Instructions for the task.
Identify the lines bearing the string "sigma" and gather them.

Excerpted records.
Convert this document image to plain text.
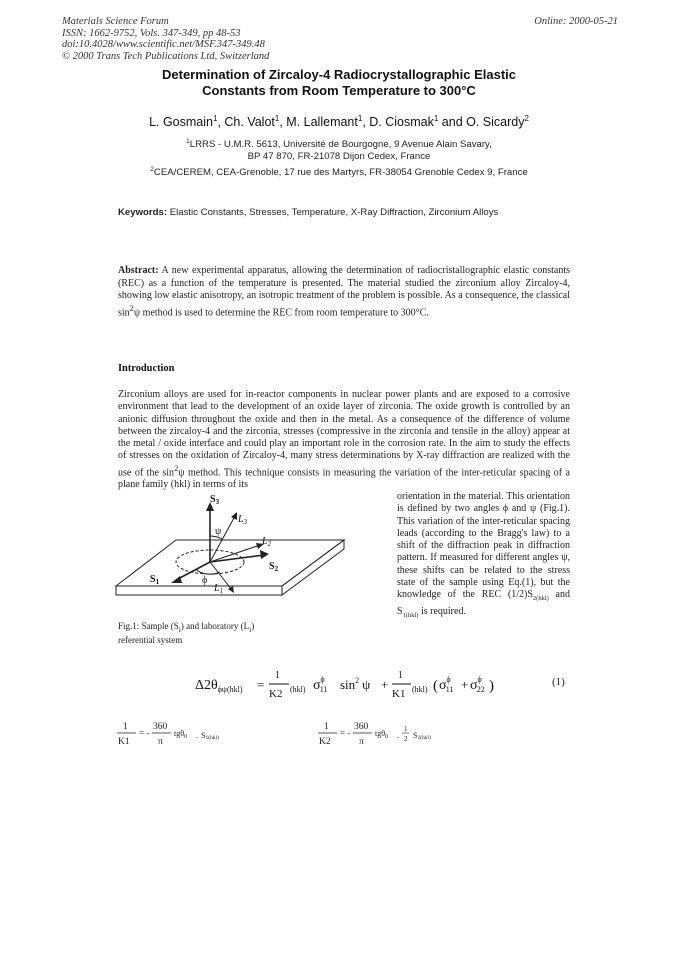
Materials Science Forum
ISSN: 1662-9752, Vols. 347-349, pp 48-53
doi:10.4028/www.scientific.net/MSF.347-349.48
© 2000 Trans Tech Publications Ltd, Switzerland
Online: 2000-05-21
Determination of Zircaloy-4 Radiocrystallographic Elastic
Constants from Room Temperature to 300°C
L. Gosmain$^1$, Ch. Valot$^1$, M. Lallemant$^1$, D. Ciosmak$^1$ and O. Sicardy$^2$
$^1$LRRS - U.M.R. 5613, Université de Bourgogne, 9 Avenue Alain Savary,
BP 47 870, FR-21078 Dijon Cedex, France
$^2$CEA/CEREM, CEA-Grenoble, 17 rue des Martyrs, FR-38054 Grenoble Cedex 9, France
Keywords: Elastic Constants, Stresses, Temperature, X-Ray Diffraction, Zirconium Alloys
Abstract: A new experimental apparatus, allowing the determination of radiocristallographic elastic constants (REC) as a function of the temperature is presented. The material studied the zirconium alloy Zircaloy-4, showing low elastic anisotropy, an isotropic treatment of the problem is possible. As a consequence, the classical $\sin^2\psi$ method is used to determine the REC from room temperature to 300°C.
Introduction
Zirconium alloys are used for in-reactor components in nuclear power plants and are exposed to a corrosive environment that lead to the development of an oxide layer of zirconia. The oxide growth is controlled by an anionic diffusion throughout the oxide and then in the metal. As a consequence of the difference of volume between the zircaloy-4 and the zirconia, stresses (compressive in the zirconia and tensile in the alloy) appear at the metal / oxide interface and could play an important role in the corrosion rate. In the aim to study the effects of stresses on the oxidation of Zircaloy-4, many stress determinations by X-ray diffraction are realized with the use of the $\sin^2\psi$ method. This technique consists in measuring the variation of the inter-reticular spacing of a plane family (hkl) in terms of its
orientation in the material. This orientation is defined by two angles ϕ and ψ (Fig.1). This variation of the inter-reticular spacing leads (according to the Bragg's law) to a shift of the diffraction peak in diffraction pattern. If measured for different angles ψ, these shifts can be related to the stress state of the sample using Eq.(1), but the knowledge of the REC $(1/2)S_{2(hkl)}$ and $S_{1(hkl)}$ is required.
$S_3$
$S_2$
$S_1$
$L_3$
$L_2$
$L_1$
ψ
ϕ
Fig.1: Sample $(S_i)$ and laboratory $(L_i)$
referential system
$\Delta 2\theta_{\phi\psi(hkl)}$ =
1
K2 (hkl) $\sigma^\phi$ 11 $\sin^2 \psi$ +
1
K1 (hkl) ( $\sigma^\phi$ $11 + \sigma^\phi$ 22 )	(1)
1
K1
= -
360
π
tgθ$_0$ . S1(hkl)
1
K2
= -
360
π
tgθ$_0$ .
1
2 S2(hkl)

Written answer.
K2 (hkl) $\sigma^\phi$ 11 $\sin^2 \psi$ +
K1 (hkl) ( $\sigma^\phi$ $11 + \sigma^\phi$ 22 )	(1)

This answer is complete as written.